_TASK INSTRUCTIONS_. Set out each line from the following listing that includes the word "Train".

==================================================

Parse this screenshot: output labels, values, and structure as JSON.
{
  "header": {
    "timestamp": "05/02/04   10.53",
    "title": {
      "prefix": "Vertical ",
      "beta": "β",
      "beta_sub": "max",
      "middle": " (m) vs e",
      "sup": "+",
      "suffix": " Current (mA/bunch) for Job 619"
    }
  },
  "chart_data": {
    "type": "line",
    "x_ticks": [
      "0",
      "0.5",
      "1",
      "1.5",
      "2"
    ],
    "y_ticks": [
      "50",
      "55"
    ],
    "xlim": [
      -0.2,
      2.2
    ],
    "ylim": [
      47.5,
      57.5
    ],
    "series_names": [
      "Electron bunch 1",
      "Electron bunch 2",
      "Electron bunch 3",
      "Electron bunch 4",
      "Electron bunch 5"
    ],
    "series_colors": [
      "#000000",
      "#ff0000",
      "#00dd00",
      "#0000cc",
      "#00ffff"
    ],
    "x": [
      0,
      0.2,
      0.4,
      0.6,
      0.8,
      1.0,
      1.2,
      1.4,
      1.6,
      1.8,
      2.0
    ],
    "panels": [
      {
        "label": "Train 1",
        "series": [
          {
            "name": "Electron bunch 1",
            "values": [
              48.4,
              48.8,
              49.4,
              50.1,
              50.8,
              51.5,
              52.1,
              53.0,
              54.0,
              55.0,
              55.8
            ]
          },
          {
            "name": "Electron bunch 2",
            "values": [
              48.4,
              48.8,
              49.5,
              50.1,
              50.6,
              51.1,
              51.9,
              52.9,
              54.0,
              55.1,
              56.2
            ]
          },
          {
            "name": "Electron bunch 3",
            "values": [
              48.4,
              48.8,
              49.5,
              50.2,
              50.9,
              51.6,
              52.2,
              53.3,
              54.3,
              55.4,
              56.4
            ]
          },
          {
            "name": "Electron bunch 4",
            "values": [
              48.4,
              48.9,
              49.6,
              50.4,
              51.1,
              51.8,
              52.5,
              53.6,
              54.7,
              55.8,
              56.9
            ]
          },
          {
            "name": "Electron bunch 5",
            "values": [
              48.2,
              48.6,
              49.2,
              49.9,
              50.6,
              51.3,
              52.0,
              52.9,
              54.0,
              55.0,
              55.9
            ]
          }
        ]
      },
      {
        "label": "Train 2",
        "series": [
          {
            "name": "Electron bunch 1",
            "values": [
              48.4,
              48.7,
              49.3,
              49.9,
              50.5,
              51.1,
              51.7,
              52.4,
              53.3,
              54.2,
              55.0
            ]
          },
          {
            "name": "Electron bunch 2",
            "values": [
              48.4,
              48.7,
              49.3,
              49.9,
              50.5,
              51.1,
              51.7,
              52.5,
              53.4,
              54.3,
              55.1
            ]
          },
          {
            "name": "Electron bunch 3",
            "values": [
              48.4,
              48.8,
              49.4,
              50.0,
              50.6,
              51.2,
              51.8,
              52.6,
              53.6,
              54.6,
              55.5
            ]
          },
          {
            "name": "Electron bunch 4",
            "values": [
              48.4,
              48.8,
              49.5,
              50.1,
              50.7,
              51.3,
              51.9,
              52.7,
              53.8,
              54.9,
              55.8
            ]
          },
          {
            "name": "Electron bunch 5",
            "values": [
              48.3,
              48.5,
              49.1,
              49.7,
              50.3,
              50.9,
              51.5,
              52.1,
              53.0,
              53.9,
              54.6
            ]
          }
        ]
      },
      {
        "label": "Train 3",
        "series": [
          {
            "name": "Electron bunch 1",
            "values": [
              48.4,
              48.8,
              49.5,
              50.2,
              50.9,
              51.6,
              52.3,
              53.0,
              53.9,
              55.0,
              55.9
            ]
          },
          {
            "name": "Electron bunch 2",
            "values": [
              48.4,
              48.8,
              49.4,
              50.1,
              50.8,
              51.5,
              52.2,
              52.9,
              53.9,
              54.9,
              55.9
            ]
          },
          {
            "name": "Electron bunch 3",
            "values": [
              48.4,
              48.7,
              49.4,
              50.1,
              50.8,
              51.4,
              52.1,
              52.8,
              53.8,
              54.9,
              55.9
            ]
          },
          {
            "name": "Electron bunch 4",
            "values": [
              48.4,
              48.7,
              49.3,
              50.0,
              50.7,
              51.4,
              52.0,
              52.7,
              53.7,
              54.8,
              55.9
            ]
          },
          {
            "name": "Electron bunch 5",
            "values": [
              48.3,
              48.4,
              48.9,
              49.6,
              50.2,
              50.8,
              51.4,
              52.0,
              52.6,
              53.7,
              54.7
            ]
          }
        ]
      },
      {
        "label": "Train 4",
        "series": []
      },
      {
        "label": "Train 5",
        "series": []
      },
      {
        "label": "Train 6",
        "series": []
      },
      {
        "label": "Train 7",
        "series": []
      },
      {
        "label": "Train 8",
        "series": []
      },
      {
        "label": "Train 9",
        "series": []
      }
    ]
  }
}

==================================================

_REPLY_.
        "label": "Train 1",
        "label": "Train 2",
        "label": "Train 3",
        "label": "Train 4",
        "label": "Train 5",
        "label": "Train 6",
        "label": "Train 7",
        "label": "Train 8",
        "label": "Train 9",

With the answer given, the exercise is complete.